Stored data

╔══

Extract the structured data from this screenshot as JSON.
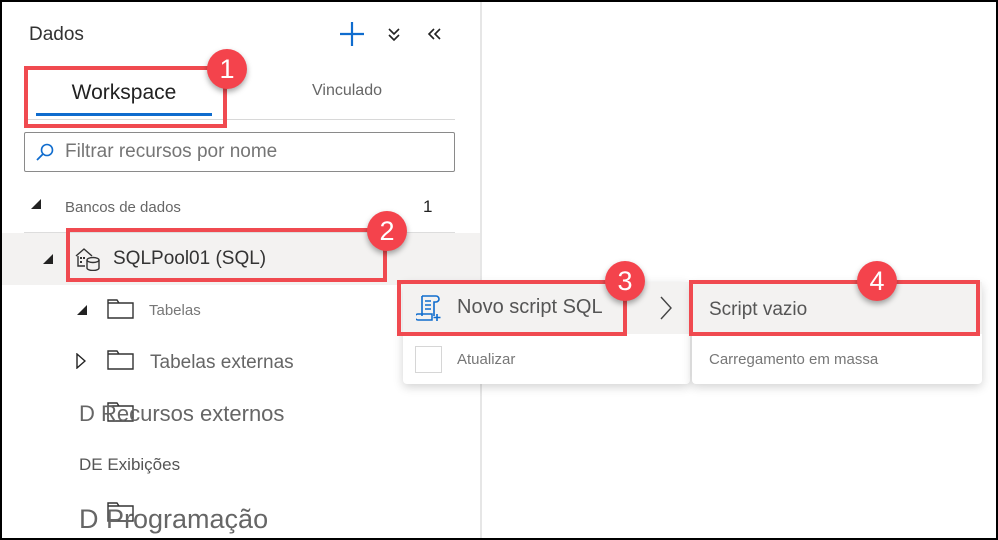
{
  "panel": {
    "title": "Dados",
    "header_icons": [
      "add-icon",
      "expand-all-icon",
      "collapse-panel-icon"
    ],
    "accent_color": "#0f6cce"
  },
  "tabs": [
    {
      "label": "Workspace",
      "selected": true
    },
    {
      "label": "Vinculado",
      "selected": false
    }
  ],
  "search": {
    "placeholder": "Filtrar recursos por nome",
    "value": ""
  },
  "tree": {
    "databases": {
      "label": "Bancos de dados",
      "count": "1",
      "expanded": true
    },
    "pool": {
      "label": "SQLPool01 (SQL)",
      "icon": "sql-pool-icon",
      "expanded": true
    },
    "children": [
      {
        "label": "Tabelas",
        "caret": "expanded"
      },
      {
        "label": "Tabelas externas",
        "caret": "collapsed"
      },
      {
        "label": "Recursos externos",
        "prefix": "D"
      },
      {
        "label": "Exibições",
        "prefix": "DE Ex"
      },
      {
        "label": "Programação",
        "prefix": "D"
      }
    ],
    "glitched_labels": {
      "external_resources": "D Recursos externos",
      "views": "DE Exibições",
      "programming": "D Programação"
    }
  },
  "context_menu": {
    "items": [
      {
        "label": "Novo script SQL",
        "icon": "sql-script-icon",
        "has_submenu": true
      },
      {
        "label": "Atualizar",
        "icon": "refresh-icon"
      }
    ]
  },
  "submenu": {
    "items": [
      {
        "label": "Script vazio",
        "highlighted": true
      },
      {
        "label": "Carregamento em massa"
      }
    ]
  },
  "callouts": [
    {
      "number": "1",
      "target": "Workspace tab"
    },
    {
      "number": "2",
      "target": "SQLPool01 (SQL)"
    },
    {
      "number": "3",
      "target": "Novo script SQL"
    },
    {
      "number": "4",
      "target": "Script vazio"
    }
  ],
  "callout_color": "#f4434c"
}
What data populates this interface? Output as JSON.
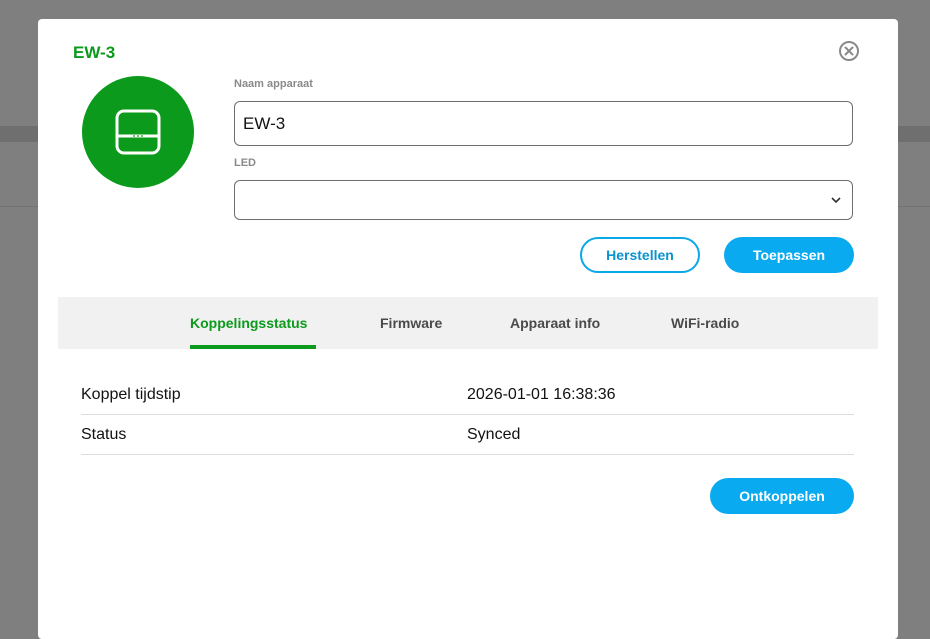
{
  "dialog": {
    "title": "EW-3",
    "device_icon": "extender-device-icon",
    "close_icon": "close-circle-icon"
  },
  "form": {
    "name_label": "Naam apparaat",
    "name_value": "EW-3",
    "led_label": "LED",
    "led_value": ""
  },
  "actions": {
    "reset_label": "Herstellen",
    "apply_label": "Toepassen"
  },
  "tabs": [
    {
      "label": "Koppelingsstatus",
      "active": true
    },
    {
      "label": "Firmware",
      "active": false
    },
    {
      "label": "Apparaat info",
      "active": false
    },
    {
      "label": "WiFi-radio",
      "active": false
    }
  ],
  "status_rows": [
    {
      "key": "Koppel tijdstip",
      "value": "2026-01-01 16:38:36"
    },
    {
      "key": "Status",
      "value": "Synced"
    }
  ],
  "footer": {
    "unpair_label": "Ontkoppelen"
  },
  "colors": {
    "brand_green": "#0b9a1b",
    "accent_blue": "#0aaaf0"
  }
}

╚══

**INSTRUCTION:**
Copy each line in full and exactly, omitting any picture.

**EXERCISE OUTPUT:**
Extract the structured data from this screenshot as JSON.
{
  "panel": {
    "title": "Dados",
    "header_icons": [
      "add-icon",
      "expand-all-icon",
      "collapse-panel-icon"
    ],
    "accent_color": "#0f6cce"
  },
  "tabs": [
    {
      "label": "Workspace",
      "selected": true
    },
    {
      "label": "Vinculado",
      "selected": false
    }
  ],
  "search": {
    "placeholder": "Filtrar recursos por nome",
    "value": ""
  },
  "tree": {
    "databases": {
      "label": "Bancos de dados",
      "count": "1",
      "expanded": true
    },
    "pool": {
      "label": "SQLPool01 (SQL)",
      "icon": "sql-pool-icon",
      "expanded": true
    },
    "children": [
      {
        "label": "Tabelas",
        "caret": "expanded"
      },
      {
        "label": "Tabelas externas",
        "caret": "collapsed"
      },
      {
        "label": "Recursos externos",
        "prefix": "D"
      },
      {
        "label": "Exibições",
        "prefix": "DE Ex"
      },
      {
        "label": "Programação",
        "prefix": "D"
      }
    ],
    "glitched_labels": {
      "external_resources": "D Recursos externos",
      "views": "DE Exibições",
      "programming": "D Programação"
    }
  },
  "context_menu": {
    "items": [
      {
        "label": "Novo script SQL",
        "icon": "sql-script-icon",
        "has_submenu": true
      },
      {
        "label": "Atualizar",
        "icon": "refresh-icon"
      }
    ]
  },
  "submenu": {
    "items": [
      {
        "label": "Script vazio",
        "highlighted": true
      },
      {
        "label": "Carregamento em massa"
      }
    ]
  },
  "callouts": [
    {
      "number": "1",
      "target": "Workspace tab"
    },
    {
      "number": "2",
      "target": "SQLPool01 (SQL)"
    },
    {
      "number": "3",
      "target": "Novo script SQL"
    },
    {
      "number": "4",
      "target": "Script vazio"
    }
  ],
  "callout_color": "#f4434c"
}
What data populates this interface? Output as JSON.
{
  "dialog": {
    "title": "EW-3",
    "device_icon": "extender-device-icon",
    "close_icon": "close-circle-icon"
  },
  "form": {
    "name_label": "Naam apparaat",
    "name_value": "EW-3",
    "led_label": "LED",
    "led_value": ""
  },
  "actions": {
    "reset_label": "Herstellen",
    "apply_label": "Toepassen"
  },
  "tabs": [
    {
      "label": "Koppelingsstatus",
      "active": true
    },
    {
      "label": "Firmware",
      "active": false
    },
    {
      "label": "Apparaat info",
      "active": false
    },
    {
      "label": "WiFi-radio",
      "active": false
    }
  ],
  "status_rows": [
    {
      "key": "Koppel tijdstip",
      "value": "2026-01-01 16:38:36"
    },
    {
      "key": "Status",
      "value": "Synced"
    }
  ],
  "footer": {
    "unpair_label": "Ontkoppelen"
  },
  "colors": {
    "brand_green": "#0b9a1b",
    "accent_blue": "#0aaaf0"
  }
}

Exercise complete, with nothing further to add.